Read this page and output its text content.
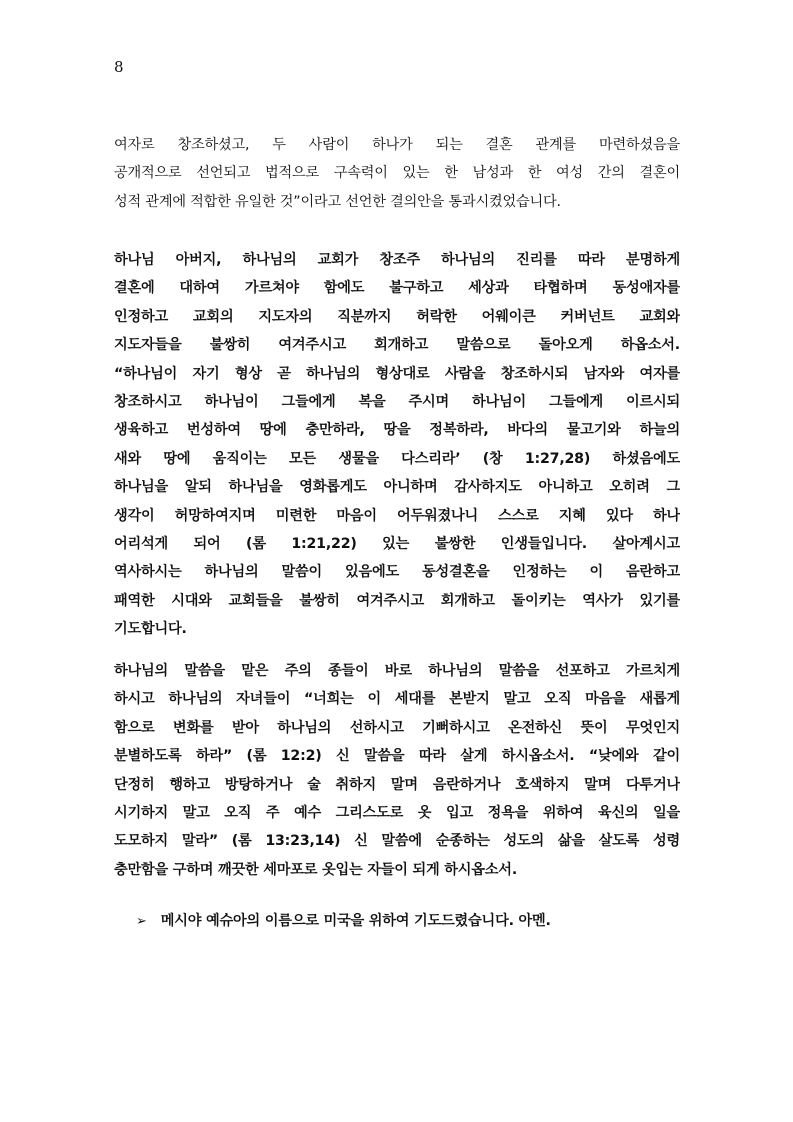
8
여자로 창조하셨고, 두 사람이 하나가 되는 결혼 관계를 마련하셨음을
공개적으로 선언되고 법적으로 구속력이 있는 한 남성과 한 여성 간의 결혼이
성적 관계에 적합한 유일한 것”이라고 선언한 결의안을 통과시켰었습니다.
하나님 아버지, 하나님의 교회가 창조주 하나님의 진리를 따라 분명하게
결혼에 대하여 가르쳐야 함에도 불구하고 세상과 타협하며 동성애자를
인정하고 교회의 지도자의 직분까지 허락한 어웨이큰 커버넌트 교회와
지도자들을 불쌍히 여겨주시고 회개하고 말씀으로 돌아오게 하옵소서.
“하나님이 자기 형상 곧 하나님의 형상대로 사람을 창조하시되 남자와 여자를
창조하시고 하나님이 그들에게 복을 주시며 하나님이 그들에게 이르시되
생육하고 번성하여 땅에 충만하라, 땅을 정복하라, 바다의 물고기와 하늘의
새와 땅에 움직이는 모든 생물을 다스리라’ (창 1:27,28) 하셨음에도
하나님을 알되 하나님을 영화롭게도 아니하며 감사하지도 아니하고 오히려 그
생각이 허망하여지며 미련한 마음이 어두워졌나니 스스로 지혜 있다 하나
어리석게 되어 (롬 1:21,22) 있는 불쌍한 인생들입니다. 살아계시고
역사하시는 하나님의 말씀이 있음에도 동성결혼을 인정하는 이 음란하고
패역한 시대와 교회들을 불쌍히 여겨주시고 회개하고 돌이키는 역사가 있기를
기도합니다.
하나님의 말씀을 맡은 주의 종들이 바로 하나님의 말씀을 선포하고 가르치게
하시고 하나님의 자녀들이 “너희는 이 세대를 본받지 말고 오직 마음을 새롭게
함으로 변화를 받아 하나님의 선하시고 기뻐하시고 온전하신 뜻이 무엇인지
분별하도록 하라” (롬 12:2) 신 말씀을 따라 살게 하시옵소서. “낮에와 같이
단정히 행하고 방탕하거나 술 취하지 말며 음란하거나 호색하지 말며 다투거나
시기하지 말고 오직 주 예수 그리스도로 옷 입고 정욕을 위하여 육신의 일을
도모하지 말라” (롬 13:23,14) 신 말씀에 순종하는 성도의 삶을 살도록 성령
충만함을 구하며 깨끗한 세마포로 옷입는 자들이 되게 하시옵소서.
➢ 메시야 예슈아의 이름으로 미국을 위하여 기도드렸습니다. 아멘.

# # # # #

# Instructions to follow
Looking at the records above, tally the lines holding "하나님의" and reply with that number only.

# Correct answer
6